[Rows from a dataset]
++++

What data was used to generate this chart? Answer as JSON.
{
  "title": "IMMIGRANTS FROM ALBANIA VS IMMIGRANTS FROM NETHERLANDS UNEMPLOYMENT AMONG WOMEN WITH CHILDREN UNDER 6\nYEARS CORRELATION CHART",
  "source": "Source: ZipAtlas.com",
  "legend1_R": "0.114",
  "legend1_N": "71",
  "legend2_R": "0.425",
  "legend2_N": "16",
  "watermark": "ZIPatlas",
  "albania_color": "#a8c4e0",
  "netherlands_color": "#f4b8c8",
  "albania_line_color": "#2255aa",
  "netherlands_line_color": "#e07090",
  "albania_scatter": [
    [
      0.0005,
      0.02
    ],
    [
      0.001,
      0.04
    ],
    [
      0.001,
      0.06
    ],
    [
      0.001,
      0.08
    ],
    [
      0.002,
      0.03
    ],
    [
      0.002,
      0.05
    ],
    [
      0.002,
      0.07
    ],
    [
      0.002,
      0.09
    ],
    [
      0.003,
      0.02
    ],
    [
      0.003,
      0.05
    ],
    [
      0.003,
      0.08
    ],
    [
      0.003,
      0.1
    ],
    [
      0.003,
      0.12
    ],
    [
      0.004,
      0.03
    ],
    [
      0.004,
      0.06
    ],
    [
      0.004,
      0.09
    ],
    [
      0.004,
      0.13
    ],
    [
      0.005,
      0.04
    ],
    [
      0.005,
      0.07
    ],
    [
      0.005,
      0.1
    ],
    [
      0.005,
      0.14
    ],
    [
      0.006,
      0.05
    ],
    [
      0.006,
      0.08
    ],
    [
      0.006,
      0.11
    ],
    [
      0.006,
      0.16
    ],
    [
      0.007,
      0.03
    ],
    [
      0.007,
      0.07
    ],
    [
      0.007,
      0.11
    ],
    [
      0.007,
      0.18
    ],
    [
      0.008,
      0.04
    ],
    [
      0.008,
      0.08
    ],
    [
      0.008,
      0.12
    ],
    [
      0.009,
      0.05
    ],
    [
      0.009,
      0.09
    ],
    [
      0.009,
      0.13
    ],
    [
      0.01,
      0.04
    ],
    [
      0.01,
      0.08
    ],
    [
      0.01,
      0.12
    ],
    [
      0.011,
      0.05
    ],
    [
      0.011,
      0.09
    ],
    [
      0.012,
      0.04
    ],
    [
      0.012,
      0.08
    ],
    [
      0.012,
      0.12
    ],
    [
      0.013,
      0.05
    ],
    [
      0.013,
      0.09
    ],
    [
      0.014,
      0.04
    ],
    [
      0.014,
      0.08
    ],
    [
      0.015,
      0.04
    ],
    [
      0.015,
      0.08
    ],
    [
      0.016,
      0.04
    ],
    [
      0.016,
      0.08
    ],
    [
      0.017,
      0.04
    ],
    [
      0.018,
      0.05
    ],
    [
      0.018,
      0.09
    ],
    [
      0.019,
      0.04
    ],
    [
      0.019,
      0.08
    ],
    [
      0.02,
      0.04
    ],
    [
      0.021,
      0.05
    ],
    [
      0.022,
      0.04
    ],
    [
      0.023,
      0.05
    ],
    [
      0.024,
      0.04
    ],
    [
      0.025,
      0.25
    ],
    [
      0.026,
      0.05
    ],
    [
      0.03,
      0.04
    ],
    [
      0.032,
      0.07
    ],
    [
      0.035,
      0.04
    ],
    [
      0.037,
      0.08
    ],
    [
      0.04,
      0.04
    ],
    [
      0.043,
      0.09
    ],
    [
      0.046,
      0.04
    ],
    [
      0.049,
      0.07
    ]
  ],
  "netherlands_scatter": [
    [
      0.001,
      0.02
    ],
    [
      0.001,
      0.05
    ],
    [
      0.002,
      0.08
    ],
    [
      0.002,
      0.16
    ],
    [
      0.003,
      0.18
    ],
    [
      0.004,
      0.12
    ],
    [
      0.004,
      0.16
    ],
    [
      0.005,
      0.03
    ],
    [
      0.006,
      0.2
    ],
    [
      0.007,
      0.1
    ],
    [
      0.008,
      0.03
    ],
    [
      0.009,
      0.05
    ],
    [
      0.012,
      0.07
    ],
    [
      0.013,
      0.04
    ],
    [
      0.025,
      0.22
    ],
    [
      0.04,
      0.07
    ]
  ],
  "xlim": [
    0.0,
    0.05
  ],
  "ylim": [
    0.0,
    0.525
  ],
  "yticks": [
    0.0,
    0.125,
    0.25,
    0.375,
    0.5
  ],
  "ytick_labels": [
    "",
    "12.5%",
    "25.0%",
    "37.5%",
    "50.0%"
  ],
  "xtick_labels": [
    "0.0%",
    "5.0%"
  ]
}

++++

◆ **SHORT EXERCISE**
Copy the material above, line for line.

◆ **COMPLETE OUTPUT**
What data was used to generate this chart? Answer as JSON.
{
  "title": "IMMIGRANTS FROM ALBANIA VS IMMIGRANTS FROM NETHERLANDS UNEMPLOYMENT AMONG WOMEN WITH CHILDREN UNDER 6\nYEARS CORRELATION CHART",
  "source": "Source: ZipAtlas.com",
  "legend1_R": "0.114",
  "legend1_N": "71",
  "legend2_R": "0.425",
  "legend2_N": "16",
  "watermark": "ZIPatlas",
  "albania_color": "#a8c4e0",
  "netherlands_color": "#f4b8c8",
  "albania_line_color": "#2255aa",
  "netherlands_line_color": "#e07090",
  "albania_scatter": [
    [
      0.0005,
      0.02
    ],
    [
      0.001,
      0.04
    ],
    [
      0.001,
      0.06
    ],
    [
      0.001,
      0.08
    ],
    [
      0.002,
      0.03
    ],
    [
      0.002,
      0.05
    ],
    [
      0.002,
      0.07
    ],
    [
      0.002,
      0.09
    ],
    [
      0.003,
      0.02
    ],
    [
      0.003,
      0.05
    ],
    [
      0.003,
      0.08
    ],
    [
      0.003,
      0.1
    ],
    [
      0.003,
      0.12
    ],
    [
      0.004,
      0.03
    ],
    [
      0.004,
      0.06
    ],
    [
      0.004,
      0.09
    ],
    [
      0.004,
      0.13
    ],
    [
      0.005,
      0.04
    ],
    [
      0.005,
      0.07
    ],
    [
      0.005,
      0.1
    ],
    [
      0.005,
      0.14
    ],
    [
      0.006,
      0.05
    ],
    [
      0.006,
      0.08
    ],
    [
      0.006,
      0.11
    ],
    [
      0.006,
      0.16
    ],
    [
      0.007,
      0.03
    ],
    [
      0.007,
      0.07
    ],
    [
      0.007,
      0.11
    ],
    [
      0.007,
      0.18
    ],
    [
      0.008,
      0.04
    ],
    [
      0.008,
      0.08
    ],
    [
      0.008,
      0.12
    ],
    [
      0.009,
      0.05
    ],
    [
      0.009,
      0.09
    ],
    [
      0.009,
      0.13
    ],
    [
      0.01,
      0.04
    ],
    [
      0.01,
      0.08
    ],
    [
      0.01,
      0.12
    ],
    [
      0.011,
      0.05
    ],
    [
      0.011,
      0.09
    ],
    [
      0.012,
      0.04
    ],
    [
      0.012,
      0.08
    ],
    [
      0.012,
      0.12
    ],
    [
      0.013,
      0.05
    ],
    [
      0.013,
      0.09
    ],
    [
      0.014,
      0.04
    ],
    [
      0.014,
      0.08
    ],
    [
      0.015,
      0.04
    ],
    [
      0.015,
      0.08
    ],
    [
      0.016,
      0.04
    ],
    [
      0.016,
      0.08
    ],
    [
      0.017,
      0.04
    ],
    [
      0.018,
      0.05
    ],
    [
      0.018,
      0.09
    ],
    [
      0.019,
      0.04
    ],
    [
      0.019,
      0.08
    ],
    [
      0.02,
      0.04
    ],
    [
      0.021,
      0.05
    ],
    [
      0.022,
      0.04
    ],
    [
      0.023,
      0.05
    ],
    [
      0.024,
      0.04
    ],
    [
      0.025,
      0.25
    ],
    [
      0.026,
      0.05
    ],
    [
      0.03,
      0.04
    ],
    [
      0.032,
      0.07
    ],
    [
      0.035,
      0.04
    ],
    [
      0.037,
      0.08
    ],
    [
      0.04,
      0.04
    ],
    [
      0.043,
      0.09
    ],
    [
      0.046,
      0.04
    ],
    [
      0.049,
      0.07
    ]
  ],
  "netherlands_scatter": [
    [
      0.001,
      0.02
    ],
    [
      0.001,
      0.05
    ],
    [
      0.002,
      0.08
    ],
    [
      0.002,
      0.16
    ],
    [
      0.003,
      0.18
    ],
    [
      0.004,
      0.12
    ],
    [
      0.004,
      0.16
    ],
    [
      0.005,
      0.03
    ],
    [
      0.006,
      0.2
    ],
    [
      0.007,
      0.1
    ],
    [
      0.008,
      0.03
    ],
    [
      0.009,
      0.05
    ],
    [
      0.012,
      0.07
    ],
    [
      0.013,
      0.04
    ],
    [
      0.025,
      0.22
    ],
    [
      0.04,
      0.07
    ]
  ],
  "xlim": [
    0.0,
    0.05
  ],
  "ylim": [
    0.0,
    0.525
  ],
  "yticks": [
    0.0,
    0.125,
    0.25,
    0.375,
    0.5
  ],
  "ytick_labels": [
    "",
    "12.5%",
    "25.0%",
    "37.5%",
    "50.0%"
  ],
  "xtick_labels": [
    "0.0%",
    "5.0%"
  ]
}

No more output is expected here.